Written instruction — In the listing below, locate the lines that hold the string "name". Copy those lines.

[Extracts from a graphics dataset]
***

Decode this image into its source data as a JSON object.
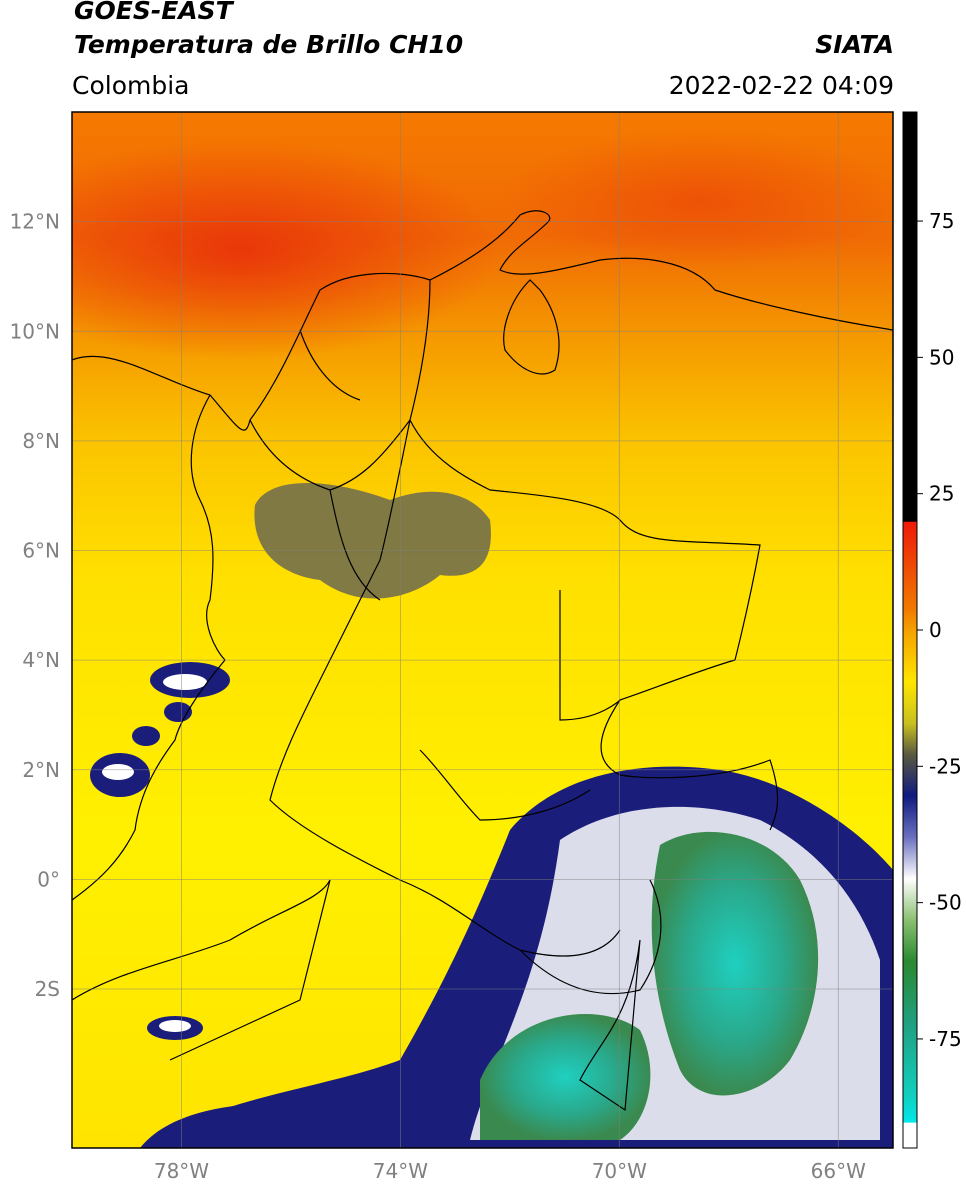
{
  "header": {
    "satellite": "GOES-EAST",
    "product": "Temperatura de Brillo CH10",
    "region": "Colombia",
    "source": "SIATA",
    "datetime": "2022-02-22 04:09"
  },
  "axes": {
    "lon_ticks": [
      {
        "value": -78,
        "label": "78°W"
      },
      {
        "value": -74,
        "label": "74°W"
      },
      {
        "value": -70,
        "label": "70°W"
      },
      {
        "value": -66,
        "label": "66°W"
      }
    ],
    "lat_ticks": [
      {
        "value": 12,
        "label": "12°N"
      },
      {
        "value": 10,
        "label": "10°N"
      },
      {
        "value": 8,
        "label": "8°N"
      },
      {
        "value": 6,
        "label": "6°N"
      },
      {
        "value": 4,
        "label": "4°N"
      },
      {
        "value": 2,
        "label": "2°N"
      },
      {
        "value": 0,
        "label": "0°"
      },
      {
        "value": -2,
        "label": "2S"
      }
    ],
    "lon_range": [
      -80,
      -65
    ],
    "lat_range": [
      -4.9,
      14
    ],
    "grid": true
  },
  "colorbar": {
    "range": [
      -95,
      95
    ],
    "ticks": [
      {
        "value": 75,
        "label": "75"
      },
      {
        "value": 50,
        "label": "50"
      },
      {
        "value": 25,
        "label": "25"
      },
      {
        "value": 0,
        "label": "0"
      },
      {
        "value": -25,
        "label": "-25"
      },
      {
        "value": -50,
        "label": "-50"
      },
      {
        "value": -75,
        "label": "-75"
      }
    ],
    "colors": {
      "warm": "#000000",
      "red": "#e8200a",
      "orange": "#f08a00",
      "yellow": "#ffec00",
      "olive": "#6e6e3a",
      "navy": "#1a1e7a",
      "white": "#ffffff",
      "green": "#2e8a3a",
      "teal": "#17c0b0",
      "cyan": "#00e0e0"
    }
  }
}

***

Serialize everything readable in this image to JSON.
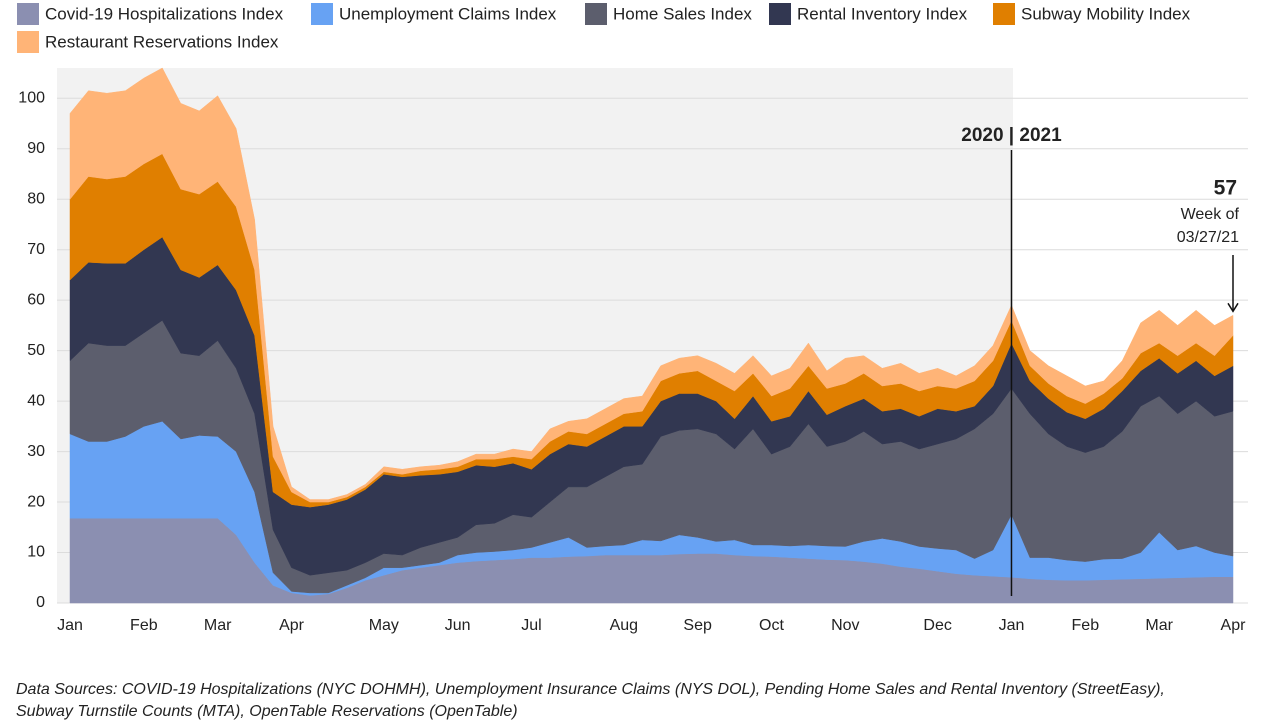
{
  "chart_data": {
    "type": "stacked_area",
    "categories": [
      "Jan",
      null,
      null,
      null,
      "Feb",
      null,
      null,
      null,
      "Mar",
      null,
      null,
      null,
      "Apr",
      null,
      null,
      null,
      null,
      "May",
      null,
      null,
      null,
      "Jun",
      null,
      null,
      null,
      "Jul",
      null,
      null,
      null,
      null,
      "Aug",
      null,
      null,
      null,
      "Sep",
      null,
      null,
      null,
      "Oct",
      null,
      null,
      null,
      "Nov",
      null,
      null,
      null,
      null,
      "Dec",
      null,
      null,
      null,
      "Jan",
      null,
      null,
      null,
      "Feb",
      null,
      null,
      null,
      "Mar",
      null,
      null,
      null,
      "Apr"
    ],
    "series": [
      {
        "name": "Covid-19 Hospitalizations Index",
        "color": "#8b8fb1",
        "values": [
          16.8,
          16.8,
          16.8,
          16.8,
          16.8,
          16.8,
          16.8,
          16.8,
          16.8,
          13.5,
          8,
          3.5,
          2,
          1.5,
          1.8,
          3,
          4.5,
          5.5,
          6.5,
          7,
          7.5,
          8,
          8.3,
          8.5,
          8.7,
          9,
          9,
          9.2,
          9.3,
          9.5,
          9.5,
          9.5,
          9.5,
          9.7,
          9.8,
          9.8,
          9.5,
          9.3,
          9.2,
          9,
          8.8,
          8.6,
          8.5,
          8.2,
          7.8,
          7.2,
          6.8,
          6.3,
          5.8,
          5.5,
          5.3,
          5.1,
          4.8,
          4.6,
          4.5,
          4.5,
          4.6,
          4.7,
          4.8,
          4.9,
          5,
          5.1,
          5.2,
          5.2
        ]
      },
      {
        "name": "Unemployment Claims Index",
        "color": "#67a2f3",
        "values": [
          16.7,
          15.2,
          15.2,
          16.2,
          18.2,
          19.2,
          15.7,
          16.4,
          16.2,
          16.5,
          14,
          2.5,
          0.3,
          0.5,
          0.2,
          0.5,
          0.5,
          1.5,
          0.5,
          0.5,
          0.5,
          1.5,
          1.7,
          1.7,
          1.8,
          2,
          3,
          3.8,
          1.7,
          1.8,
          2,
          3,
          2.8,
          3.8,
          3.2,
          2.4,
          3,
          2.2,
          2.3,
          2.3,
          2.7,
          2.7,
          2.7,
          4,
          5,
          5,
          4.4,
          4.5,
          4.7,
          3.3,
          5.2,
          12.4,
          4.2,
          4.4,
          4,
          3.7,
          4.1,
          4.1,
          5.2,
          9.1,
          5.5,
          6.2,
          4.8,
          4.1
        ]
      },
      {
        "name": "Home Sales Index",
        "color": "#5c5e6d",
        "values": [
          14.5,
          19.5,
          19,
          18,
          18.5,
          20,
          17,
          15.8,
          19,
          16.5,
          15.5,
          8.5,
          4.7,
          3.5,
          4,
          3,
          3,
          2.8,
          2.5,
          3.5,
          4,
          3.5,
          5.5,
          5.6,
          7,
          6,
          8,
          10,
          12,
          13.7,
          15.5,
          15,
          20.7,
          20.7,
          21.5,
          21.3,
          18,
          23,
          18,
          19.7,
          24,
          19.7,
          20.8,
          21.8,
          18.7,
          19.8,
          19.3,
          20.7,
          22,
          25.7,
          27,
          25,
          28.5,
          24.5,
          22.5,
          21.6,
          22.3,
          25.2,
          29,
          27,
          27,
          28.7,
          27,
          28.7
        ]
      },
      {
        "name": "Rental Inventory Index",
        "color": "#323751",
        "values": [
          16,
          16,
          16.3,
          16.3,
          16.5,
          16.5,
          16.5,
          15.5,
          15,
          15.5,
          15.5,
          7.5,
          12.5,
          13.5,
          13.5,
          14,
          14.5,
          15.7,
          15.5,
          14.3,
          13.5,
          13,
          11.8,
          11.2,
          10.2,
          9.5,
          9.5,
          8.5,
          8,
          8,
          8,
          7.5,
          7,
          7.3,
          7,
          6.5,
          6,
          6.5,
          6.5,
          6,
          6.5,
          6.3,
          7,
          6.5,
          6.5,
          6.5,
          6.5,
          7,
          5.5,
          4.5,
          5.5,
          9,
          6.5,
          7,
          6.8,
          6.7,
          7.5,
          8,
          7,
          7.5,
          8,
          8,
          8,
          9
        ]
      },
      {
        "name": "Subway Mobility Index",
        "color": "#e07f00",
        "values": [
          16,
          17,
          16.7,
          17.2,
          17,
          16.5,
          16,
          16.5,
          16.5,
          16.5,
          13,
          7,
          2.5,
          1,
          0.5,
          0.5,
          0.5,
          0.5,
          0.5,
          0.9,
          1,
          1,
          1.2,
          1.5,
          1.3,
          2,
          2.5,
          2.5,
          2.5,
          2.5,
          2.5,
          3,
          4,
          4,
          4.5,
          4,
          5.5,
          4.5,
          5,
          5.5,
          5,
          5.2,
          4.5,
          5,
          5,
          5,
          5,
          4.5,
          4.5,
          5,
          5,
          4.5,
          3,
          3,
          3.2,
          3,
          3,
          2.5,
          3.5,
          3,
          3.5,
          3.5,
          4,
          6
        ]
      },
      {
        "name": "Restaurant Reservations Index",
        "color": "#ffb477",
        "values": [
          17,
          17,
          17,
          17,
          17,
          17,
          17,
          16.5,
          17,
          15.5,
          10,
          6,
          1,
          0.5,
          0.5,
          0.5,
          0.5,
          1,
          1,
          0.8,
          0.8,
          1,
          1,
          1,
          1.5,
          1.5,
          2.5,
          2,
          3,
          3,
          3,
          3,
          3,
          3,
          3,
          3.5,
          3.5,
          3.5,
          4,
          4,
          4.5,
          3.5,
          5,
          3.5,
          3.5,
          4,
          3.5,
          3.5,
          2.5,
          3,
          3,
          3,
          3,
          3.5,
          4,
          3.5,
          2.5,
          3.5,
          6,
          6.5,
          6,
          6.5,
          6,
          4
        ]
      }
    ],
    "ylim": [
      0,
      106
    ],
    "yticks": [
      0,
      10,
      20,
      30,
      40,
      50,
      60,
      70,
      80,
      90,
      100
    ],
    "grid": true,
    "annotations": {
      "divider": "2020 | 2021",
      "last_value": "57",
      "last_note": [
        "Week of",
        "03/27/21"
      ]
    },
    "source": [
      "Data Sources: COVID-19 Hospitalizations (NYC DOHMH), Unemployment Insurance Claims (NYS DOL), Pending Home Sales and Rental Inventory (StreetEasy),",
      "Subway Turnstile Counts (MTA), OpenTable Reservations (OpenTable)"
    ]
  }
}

***

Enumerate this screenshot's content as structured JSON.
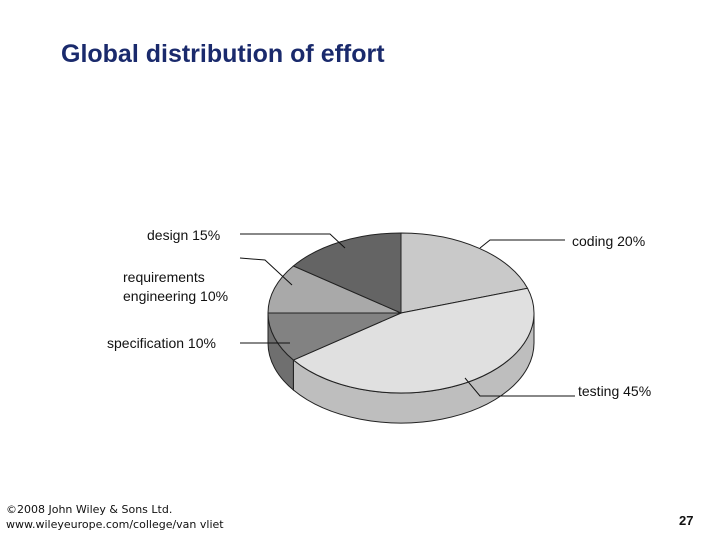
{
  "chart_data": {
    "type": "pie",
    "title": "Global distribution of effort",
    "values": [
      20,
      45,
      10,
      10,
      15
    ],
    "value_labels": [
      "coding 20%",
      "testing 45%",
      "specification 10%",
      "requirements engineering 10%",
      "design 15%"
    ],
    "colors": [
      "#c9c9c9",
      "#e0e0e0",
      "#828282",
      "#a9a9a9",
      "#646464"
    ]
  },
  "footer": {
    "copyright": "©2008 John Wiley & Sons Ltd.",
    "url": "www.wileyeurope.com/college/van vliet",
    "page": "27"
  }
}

***

Result of the exercise —
        "name": "Covid-19 Hospitalizations Index",
        "name": "Unemployment Claims Index",
        "name": "Home Sales Index",
        "name": "Rental Inventory Index",
        "name": "Subway Mobility Index",
        "name": "Restaurant Reservations Index",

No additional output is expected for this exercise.